§ **TASK DESCRIPTION**: Read the listing below and copy out every line that holds "name".

Figure data in JSON
# # # #
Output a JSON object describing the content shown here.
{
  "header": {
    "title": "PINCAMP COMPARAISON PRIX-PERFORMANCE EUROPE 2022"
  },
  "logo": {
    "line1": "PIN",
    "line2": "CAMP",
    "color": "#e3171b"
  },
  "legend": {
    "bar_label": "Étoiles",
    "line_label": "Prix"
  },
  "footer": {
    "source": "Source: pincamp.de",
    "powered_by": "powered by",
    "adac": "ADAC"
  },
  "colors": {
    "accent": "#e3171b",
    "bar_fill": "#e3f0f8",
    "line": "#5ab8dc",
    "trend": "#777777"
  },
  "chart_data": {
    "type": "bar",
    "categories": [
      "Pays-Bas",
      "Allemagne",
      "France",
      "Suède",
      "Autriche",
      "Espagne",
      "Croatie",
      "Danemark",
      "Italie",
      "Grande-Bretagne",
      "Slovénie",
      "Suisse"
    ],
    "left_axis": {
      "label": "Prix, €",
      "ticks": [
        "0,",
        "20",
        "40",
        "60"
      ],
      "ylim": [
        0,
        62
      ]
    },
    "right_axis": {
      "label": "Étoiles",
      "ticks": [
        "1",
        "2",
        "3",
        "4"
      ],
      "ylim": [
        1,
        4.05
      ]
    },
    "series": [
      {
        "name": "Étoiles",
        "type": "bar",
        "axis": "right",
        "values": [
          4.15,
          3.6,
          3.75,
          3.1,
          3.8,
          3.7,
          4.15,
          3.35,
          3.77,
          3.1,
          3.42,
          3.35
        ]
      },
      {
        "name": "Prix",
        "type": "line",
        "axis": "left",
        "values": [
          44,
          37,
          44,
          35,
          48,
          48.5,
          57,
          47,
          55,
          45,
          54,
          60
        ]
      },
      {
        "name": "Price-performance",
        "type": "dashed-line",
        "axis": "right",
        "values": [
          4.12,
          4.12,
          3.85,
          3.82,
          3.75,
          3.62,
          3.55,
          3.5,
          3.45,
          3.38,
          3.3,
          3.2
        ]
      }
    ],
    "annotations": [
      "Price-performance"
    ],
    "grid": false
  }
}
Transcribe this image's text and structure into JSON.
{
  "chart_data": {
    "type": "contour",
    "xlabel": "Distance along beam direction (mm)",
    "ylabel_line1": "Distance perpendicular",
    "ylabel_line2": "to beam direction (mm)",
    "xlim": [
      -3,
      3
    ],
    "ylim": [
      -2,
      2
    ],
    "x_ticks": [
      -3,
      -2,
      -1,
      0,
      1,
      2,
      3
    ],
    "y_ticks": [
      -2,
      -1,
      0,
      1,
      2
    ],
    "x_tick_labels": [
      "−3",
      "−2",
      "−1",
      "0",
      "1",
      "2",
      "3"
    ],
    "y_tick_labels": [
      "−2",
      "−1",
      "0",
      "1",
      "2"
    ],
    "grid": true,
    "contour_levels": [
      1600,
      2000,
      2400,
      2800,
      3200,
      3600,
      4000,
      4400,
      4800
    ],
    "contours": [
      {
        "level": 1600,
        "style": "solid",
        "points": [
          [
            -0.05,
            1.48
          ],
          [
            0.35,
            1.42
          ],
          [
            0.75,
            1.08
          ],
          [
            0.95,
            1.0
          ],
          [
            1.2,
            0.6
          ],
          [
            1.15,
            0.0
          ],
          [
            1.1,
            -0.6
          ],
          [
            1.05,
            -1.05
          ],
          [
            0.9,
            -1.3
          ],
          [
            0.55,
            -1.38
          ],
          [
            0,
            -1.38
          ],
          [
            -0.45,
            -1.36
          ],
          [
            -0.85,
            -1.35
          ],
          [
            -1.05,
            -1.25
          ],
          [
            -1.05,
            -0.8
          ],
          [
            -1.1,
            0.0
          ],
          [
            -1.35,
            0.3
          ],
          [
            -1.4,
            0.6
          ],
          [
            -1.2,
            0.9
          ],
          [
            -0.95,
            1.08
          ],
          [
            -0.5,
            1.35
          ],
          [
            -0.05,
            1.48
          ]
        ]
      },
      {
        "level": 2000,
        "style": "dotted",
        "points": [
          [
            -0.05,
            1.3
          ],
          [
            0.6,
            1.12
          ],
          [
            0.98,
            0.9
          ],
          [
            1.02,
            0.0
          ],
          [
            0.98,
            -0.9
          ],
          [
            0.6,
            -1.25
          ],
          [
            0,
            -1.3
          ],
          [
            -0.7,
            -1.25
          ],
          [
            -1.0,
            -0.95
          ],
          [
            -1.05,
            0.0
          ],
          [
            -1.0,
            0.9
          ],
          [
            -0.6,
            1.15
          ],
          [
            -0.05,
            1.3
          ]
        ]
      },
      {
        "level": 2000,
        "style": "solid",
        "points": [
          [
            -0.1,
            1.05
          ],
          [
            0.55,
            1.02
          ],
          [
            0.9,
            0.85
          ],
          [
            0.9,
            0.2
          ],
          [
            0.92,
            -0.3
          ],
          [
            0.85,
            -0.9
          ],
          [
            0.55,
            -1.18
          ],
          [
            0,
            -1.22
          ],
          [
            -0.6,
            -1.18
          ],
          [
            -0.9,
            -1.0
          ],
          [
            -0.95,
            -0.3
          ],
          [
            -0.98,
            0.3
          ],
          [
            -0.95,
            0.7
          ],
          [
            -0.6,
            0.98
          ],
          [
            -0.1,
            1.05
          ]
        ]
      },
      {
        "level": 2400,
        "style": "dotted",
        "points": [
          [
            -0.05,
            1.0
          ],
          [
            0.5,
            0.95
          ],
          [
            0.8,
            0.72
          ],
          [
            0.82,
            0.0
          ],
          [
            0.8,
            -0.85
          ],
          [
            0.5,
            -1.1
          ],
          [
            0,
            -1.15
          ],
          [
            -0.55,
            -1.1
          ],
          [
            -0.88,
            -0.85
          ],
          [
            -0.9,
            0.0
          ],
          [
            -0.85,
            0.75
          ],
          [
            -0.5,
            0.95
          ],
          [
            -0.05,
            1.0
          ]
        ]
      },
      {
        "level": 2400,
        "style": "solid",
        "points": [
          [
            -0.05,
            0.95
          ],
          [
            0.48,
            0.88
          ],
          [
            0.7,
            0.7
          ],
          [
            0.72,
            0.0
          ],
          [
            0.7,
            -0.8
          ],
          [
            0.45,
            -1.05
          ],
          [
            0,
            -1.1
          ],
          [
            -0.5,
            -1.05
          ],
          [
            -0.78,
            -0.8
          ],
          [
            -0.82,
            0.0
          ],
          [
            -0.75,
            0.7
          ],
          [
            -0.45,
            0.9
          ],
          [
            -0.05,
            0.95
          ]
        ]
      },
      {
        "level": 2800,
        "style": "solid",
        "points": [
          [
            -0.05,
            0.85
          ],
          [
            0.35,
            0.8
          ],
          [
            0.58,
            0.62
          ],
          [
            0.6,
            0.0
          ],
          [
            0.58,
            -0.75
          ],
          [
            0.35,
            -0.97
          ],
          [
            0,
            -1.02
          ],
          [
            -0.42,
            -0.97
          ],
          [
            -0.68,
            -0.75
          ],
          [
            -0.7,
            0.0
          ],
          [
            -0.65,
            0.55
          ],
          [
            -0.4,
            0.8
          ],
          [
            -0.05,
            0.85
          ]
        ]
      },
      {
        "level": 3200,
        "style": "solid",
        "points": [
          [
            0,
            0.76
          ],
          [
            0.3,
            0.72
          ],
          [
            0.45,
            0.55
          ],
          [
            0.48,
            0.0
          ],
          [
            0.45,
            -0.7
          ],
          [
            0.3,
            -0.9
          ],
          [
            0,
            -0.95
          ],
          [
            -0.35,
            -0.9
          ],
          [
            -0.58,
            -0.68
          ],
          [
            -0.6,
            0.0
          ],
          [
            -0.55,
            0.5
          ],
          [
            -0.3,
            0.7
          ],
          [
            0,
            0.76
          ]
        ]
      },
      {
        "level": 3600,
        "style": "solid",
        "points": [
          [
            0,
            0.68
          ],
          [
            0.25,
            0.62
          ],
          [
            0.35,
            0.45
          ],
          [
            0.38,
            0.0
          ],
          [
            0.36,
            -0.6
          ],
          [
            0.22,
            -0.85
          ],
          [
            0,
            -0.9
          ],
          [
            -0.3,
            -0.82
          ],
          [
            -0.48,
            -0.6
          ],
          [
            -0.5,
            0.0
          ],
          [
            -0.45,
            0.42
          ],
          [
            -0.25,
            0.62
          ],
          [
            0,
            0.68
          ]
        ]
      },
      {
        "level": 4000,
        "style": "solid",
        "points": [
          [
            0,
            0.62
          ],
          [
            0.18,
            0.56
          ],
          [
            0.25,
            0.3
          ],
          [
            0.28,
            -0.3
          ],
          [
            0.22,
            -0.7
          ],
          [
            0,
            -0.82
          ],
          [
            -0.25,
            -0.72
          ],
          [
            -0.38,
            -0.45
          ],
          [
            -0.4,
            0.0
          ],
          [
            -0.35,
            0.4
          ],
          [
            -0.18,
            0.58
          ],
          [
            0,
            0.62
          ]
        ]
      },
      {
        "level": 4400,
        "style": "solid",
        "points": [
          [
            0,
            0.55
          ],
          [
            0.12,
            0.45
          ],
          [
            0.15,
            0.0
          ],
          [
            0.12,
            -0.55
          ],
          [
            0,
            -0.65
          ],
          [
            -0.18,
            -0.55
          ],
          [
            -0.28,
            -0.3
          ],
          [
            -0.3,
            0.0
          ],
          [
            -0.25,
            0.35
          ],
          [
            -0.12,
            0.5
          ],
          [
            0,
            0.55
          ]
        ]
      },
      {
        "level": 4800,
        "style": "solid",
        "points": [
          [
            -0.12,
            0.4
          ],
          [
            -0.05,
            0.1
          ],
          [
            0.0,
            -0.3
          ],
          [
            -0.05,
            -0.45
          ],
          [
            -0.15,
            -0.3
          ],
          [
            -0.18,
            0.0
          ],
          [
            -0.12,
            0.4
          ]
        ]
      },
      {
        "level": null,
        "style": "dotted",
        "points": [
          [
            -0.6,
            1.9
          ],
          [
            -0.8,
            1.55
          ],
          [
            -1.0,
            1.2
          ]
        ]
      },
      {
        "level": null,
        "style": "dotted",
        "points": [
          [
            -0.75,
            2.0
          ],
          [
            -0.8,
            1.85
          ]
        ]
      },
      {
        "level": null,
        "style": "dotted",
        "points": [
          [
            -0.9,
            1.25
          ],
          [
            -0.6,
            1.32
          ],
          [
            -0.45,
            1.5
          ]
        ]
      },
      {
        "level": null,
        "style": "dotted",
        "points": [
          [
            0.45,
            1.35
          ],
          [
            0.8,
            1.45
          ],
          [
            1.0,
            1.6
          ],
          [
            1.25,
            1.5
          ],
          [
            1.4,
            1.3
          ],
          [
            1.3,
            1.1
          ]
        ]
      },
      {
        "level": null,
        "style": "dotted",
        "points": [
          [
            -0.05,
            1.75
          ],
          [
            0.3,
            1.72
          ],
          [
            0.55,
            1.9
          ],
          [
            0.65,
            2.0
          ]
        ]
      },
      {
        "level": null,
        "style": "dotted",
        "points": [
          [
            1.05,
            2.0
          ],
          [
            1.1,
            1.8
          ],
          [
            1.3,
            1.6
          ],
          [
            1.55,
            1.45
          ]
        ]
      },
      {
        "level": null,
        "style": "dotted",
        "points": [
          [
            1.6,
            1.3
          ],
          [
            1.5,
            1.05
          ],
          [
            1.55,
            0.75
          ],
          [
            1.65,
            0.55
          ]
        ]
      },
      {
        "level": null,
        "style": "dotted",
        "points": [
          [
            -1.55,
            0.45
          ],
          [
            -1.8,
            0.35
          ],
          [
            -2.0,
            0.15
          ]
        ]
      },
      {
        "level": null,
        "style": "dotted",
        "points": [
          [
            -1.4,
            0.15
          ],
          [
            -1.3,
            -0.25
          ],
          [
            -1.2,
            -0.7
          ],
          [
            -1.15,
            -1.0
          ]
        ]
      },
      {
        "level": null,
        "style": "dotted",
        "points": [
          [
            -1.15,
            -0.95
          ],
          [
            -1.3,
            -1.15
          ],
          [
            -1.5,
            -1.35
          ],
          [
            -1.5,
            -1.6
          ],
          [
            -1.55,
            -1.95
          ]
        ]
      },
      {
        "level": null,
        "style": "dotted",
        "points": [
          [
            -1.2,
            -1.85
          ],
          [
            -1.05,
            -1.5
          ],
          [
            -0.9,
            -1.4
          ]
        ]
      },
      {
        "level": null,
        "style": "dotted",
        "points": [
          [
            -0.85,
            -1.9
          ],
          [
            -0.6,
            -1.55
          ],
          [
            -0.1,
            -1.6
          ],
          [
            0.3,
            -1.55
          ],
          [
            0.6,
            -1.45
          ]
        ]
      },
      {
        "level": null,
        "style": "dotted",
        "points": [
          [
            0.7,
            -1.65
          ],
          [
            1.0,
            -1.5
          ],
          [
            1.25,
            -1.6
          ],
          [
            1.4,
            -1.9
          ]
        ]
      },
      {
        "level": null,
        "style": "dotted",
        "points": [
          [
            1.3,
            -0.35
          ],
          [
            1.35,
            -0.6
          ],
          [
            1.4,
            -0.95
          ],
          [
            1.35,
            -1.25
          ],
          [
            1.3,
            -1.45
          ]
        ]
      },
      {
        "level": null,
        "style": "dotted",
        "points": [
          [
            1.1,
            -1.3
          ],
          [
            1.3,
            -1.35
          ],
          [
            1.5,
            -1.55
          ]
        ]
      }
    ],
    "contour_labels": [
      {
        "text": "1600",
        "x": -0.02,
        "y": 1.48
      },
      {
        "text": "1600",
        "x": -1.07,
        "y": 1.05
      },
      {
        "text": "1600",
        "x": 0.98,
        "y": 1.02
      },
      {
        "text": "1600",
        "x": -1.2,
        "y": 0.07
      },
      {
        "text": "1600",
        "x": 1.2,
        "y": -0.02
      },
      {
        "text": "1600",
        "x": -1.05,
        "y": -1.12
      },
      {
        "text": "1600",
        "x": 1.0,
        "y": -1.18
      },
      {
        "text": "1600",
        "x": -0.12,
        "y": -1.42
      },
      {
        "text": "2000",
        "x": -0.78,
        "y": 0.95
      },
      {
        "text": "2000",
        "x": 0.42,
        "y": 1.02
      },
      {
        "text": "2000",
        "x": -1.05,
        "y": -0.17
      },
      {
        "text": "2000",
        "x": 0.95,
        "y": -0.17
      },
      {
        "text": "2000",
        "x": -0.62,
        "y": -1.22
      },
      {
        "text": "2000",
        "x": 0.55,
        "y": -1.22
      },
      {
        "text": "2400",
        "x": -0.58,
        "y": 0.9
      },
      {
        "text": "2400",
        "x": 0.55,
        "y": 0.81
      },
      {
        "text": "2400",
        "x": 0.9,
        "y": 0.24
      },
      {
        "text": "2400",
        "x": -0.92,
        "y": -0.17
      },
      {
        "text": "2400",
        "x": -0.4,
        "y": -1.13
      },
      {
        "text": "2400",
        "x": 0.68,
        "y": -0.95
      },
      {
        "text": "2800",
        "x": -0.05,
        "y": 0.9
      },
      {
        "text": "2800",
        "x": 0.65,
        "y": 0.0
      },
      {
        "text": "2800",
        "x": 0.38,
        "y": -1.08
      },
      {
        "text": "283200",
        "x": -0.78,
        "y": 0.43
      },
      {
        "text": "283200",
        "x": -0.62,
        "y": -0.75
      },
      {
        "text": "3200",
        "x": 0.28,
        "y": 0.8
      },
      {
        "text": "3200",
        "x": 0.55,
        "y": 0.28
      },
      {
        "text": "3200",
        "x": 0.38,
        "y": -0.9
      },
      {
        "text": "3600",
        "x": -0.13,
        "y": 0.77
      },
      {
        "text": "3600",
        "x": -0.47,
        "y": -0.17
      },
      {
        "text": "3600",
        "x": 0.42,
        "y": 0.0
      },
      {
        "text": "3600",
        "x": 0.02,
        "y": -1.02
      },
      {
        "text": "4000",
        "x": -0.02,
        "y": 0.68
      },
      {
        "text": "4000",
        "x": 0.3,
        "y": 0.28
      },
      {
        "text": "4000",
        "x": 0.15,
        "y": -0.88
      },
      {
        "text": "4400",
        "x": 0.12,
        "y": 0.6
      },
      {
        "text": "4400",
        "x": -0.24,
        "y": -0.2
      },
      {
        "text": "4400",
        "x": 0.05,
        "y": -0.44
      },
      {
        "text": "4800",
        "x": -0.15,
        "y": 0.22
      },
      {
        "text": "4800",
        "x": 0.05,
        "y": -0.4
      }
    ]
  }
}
# # # #
§ **REPLY**:
        "name": "Étoiles",
        "name": "Prix",
        "name": "Price-performance",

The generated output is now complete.